>> begin INFORMATION GIVEN
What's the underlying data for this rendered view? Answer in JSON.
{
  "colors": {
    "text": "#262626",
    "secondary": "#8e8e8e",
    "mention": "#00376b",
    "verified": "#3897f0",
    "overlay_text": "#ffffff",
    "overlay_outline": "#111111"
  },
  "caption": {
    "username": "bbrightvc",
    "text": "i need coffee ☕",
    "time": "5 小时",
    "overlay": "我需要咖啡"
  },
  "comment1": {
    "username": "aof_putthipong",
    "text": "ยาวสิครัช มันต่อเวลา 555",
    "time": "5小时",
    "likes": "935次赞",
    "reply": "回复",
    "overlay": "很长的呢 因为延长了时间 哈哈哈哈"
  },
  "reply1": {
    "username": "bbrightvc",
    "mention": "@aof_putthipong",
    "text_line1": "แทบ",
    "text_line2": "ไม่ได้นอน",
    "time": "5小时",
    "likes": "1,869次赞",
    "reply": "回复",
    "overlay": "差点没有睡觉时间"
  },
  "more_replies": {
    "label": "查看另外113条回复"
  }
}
>> end INFORMATION GIVEN
* TASK INSTRUCTIONS *
Extract each line from the entries above that contains the string "mention".

* FULL SOLUTION *
    "mention": "#00376b",
    "mention": "@aof_putthipong",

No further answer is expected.